= Written task =
Skip the pictures and quote all of the lines exactly.

= Given records =

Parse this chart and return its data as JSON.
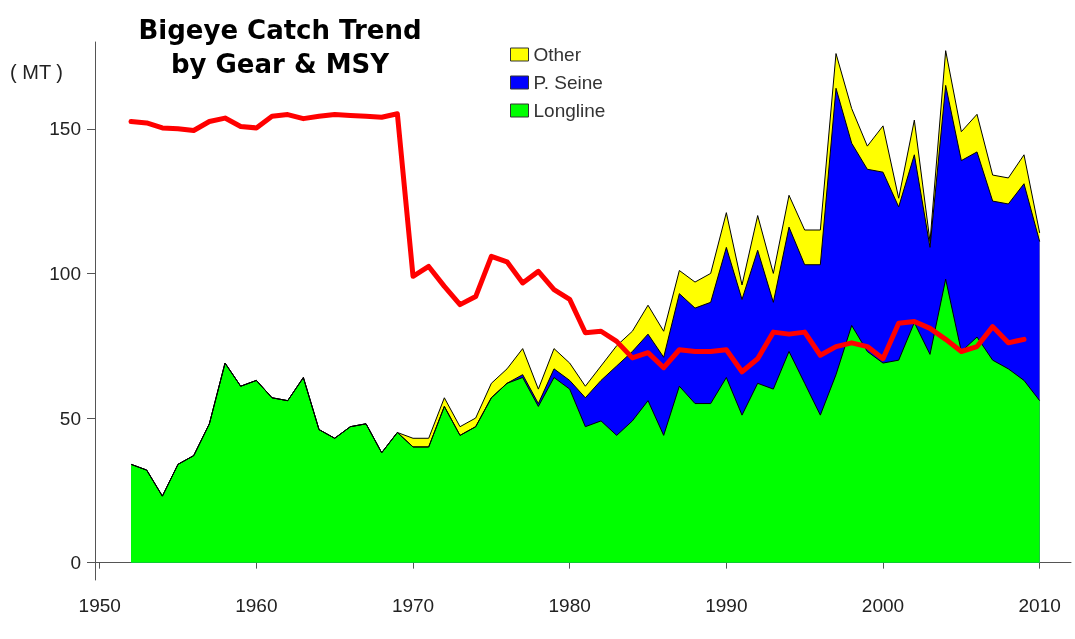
{
  "chart_data": {
    "type": "area",
    "title": "Bigeye Catch Trend\nby Gear & MSY",
    "ylabel": "( MT )",
    "stacked": true,
    "legend": "top",
    "grid": false,
    "x": [
      1952,
      1953,
      1954,
      1955,
      1956,
      1957,
      1958,
      1959,
      1960,
      1961,
      1962,
      1963,
      1964,
      1965,
      1966,
      1967,
      1968,
      1969,
      1970,
      1971,
      1972,
      1973,
      1974,
      1975,
      1976,
      1977,
      1978,
      1979,
      1980,
      1981,
      1982,
      1983,
      1984,
      1985,
      1986,
      1987,
      1988,
      1989,
      1990,
      1991,
      1992,
      1993,
      1994,
      1995,
      1996,
      1997,
      1998,
      1999,
      2000,
      2001,
      2002,
      2003,
      2004,
      2005,
      2006,
      2007,
      2008,
      2009,
      2010
    ],
    "xlim": [
      1949.7,
      2012
    ],
    "xticks": [
      1950,
      1960,
      1970,
      1980,
      1990,
      2000,
      2010
    ],
    "ylim": [
      -6,
      180
    ],
    "yticks": [
      0,
      50,
      100,
      150
    ],
    "series": [
      {
        "name": "Longline",
        "color": "#00ff00",
        "values": [
          34,
          32,
          23,
          34,
          37,
          48,
          69,
          61,
          63,
          57,
          56,
          64,
          46,
          43,
          47,
          48,
          38,
          45,
          40,
          40,
          54,
          44,
          47,
          57,
          62,
          64,
          54,
          64,
          60,
          47,
          49,
          44,
          49,
          56,
          44,
          61,
          55,
          55,
          64,
          51,
          62,
          60,
          73,
          62,
          51,
          65,
          82,
          73,
          69,
          70,
          83,
          72,
          98,
          73,
          78,
          70,
          67,
          63,
          56
        ]
      },
      {
        "name": "P. Seine",
        "color": "#0000ff",
        "values": [
          0,
          0,
          0,
          0,
          0,
          0,
          0,
          0,
          0,
          0,
          0,
          0,
          0,
          0,
          0,
          0,
          0,
          0,
          0,
          0,
          0,
          0,
          0,
          0,
          0,
          1,
          1,
          3,
          3,
          10,
          14,
          24,
          24,
          23,
          27,
          32,
          33,
          35,
          45,
          40,
          46,
          30,
          43,
          41,
          52,
          99,
          63,
          63,
          66,
          53,
          58,
          37,
          67,
          66,
          64,
          55,
          57,
          68,
          55
        ]
      },
      {
        "name": "Other",
        "color": "#ffff00",
        "values": [
          0,
          0,
          0,
          0,
          0,
          0,
          0,
          0,
          0,
          0,
          0,
          0,
          0,
          0,
          0,
          0,
          0,
          0,
          3,
          3,
          3,
          3,
          3,
          5,
          5,
          9,
          5,
          7,
          6,
          4,
          5,
          7,
          7,
          10,
          9,
          8,
          9,
          10,
          12,
          5,
          12,
          10,
          11,
          12,
          12,
          12,
          12,
          8,
          16,
          3,
          12,
          2,
          12,
          10,
          13,
          9,
          9,
          10,
          3
        ]
      },
      {
        "type": "line",
        "color": "#ff0000",
        "line_style": "solid",
        "values": [
          152.5,
          152,
          150.3,
          150,
          149.4,
          152.5,
          153.7,
          150.8,
          150.3,
          154.3,
          154.9,
          153.5,
          154.3,
          154.9,
          154.6,
          154.3,
          154,
          155.2,
          99,
          102.4,
          95.5,
          89.2,
          92,
          105.9,
          104,
          96.7,
          100.7,
          94.4,
          91,
          79.5,
          80,
          76.5,
          70.8,
          72.6,
          67.4,
          73.6,
          73,
          73,
          73.6,
          66,
          70.5,
          79.7,
          79,
          79.7,
          71.7,
          74.7,
          76,
          74.7,
          70.5,
          82.8,
          83.4,
          81,
          77.2,
          73,
          74.7,
          81.6,
          76,
          77.2,
          null
        ]
      }
    ]
  }
}
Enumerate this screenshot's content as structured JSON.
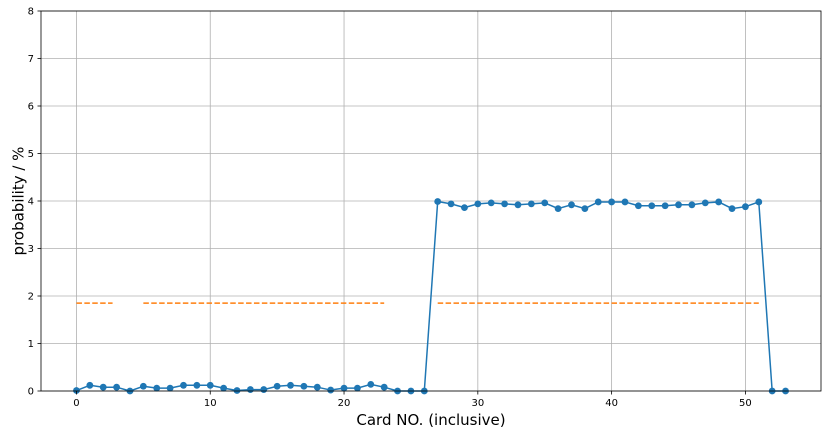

= Response =
Parse this chart and return its data as JSON.
{
  "chart_data": {
    "type": "area",
    "title": "Bigeye Catch Trend\nby Gear & MSY",
    "ylabel": "( MT )",
    "stacked": true,
    "legend": "top",
    "grid": false,
    "x": [
      1952,
      1953,
      1954,
      1955,
      1956,
      1957,
      1958,
      1959,
      1960,
      1961,
      1962,
      1963,
      1964,
      1965,
      1966,
      1967,
      1968,
      1969,
      1970,
      1971,
      1972,
      1973,
      1974,
      1975,
      1976,
      1977,
      1978,
      1979,
      1980,
      1981,
      1982,
      1983,
      1984,
      1985,
      1986,
      1987,
      1988,
      1989,
      1990,
      1991,
      1992,
      1993,
      1994,
      1995,
      1996,
      1997,
      1998,
      1999,
      2000,
      2001,
      2002,
      2003,
      2004,
      2005,
      2006,
      2007,
      2008,
      2009,
      2010
    ],
    "xlim": [
      1949.7,
      2012
    ],
    "xticks": [
      1950,
      1960,
      1970,
      1980,
      1990,
      2000,
      2010
    ],
    "ylim": [
      -6,
      180
    ],
    "yticks": [
      0,
      50,
      100,
      150
    ],
    "series": [
      {
        "name": "Longline",
        "color": "#00ff00",
        "values": [
          34,
          32,
          23,
          34,
          37,
          48,
          69,
          61,
          63,
          57,
          56,
          64,
          46,
          43,
          47,
          48,
          38,
          45,
          40,
          40,
          54,
          44,
          47,
          57,
          62,
          64,
          54,
          64,
          60,
          47,
          49,
          44,
          49,
          56,
          44,
          61,
          55,
          55,
          64,
          51,
          62,
          60,
          73,
          62,
          51,
          65,
          82,
          73,
          69,
          70,
          83,
          72,
          98,
          73,
          78,
          70,
          67,
          63,
          56
        ]
      },
      {
        "name": "P. Seine",
        "color": "#0000ff",
        "values": [
          0,
          0,
          0,
          0,
          0,
          0,
          0,
          0,
          0,
          0,
          0,
          0,
          0,
          0,
          0,
          0,
          0,
          0,
          0,
          0,
          0,
          0,
          0,
          0,
          0,
          1,
          1,
          3,
          3,
          10,
          14,
          24,
          24,
          23,
          27,
          32,
          33,
          35,
          45,
          40,
          46,
          30,
          43,
          41,
          52,
          99,
          63,
          63,
          66,
          53,
          58,
          37,
          67,
          66,
          64,
          55,
          57,
          68,
          55
        ]
      },
      {
        "name": "Other",
        "color": "#ffff00",
        "values": [
          0,
          0,
          0,
          0,
          0,
          0,
          0,
          0,
          0,
          0,
          0,
          0,
          0,
          0,
          0,
          0,
          0,
          0,
          3,
          3,
          3,
          3,
          3,
          5,
          5,
          9,
          5,
          7,
          6,
          4,
          5,
          7,
          7,
          10,
          9,
          8,
          9,
          10,
          12,
          5,
          12,
          10,
          11,
          12,
          12,
          12,
          12,
          8,
          16,
          3,
          12,
          2,
          12,
          10,
          13,
          9,
          9,
          10,
          3
        ]
      },
      {
        "type": "line",
        "color": "#ff0000",
        "line_style": "solid",
        "values": [
          152.5,
          152,
          150.3,
          150,
          149.4,
          152.5,
          153.7,
          150.8,
          150.3,
          154.3,
          154.9,
          153.5,
          154.3,
          154.9,
          154.6,
          154.3,
          154,
          155.2,
          99,
          102.4,
          95.5,
          89.2,
          92,
          105.9,
          104,
          96.7,
          100.7,
          94.4,
          91,
          79.5,
          80,
          76.5,
          70.8,
          72.6,
          67.4,
          73.6,
          73,
          73,
          73.6,
          66,
          70.5,
          79.7,
          79,
          79.7,
          71.7,
          74.7,
          76,
          74.7,
          70.5,
          82.8,
          83.4,
          81,
          77.2,
          73,
          74.7,
          81.6,
          76,
          77.2,
          null
        ]
      }
    ]
  }
}
Enumerate this screenshot's content as structured JSON.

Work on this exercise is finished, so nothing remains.